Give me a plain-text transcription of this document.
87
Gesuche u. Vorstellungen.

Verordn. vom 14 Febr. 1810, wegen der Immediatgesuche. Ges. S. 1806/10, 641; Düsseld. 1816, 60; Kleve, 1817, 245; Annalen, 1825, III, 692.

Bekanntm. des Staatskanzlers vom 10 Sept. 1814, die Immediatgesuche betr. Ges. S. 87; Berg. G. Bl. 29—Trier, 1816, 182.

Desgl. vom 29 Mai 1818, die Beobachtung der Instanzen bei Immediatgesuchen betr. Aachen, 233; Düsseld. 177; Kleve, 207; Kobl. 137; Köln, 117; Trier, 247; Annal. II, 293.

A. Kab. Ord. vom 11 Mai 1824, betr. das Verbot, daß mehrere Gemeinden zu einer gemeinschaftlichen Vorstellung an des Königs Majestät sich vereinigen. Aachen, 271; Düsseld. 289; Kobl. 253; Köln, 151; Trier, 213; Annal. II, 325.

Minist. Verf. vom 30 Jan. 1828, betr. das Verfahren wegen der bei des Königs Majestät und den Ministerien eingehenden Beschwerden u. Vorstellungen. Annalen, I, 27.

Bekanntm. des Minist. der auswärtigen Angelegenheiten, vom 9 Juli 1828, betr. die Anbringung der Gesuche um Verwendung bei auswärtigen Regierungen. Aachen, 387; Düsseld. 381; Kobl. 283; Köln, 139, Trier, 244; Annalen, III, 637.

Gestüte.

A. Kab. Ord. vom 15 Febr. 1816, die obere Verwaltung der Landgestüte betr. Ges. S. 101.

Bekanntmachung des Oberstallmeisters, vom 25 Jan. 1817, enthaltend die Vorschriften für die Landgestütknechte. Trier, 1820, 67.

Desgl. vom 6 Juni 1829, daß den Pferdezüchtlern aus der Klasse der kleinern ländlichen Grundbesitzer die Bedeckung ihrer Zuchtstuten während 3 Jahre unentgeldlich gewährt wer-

==============================

EXERCISE REQUIREMENTS:
In the listing, find all lines with the string "Köln" and copy them.

FINISHED EXERCISE:
Desgl. vom 29 Mai 1818, die Beobachtung der Instanzen bei Immediatgesuchen betr. Aachen, 233; Düsseld. 177; Kleve, 207; Kobl. 137; Köln, 117; Trier, 247; Annal. II, 293.
A. Kab. Ord. vom 11 Mai 1824, betr. das Verbot, daß mehrere Gemeinden zu einer gemeinschaftlichen Vorstellung an des Königs Majestät sich vereinigen. Aachen, 271; Düsseld. 289; Kobl. 253; Köln, 151; Trier, 213; Annal. II, 325.
Bekanntm. des Minist. der auswärtigen Angelegenheiten, vom 9 Juli 1828, betr. die Anbringung der Gesuche um Verwendung bei auswärtigen Regierungen. Aachen, 387; Düsseld. 381; Kobl. 283; Köln, 139, Trier, 244; Annalen, III, 637.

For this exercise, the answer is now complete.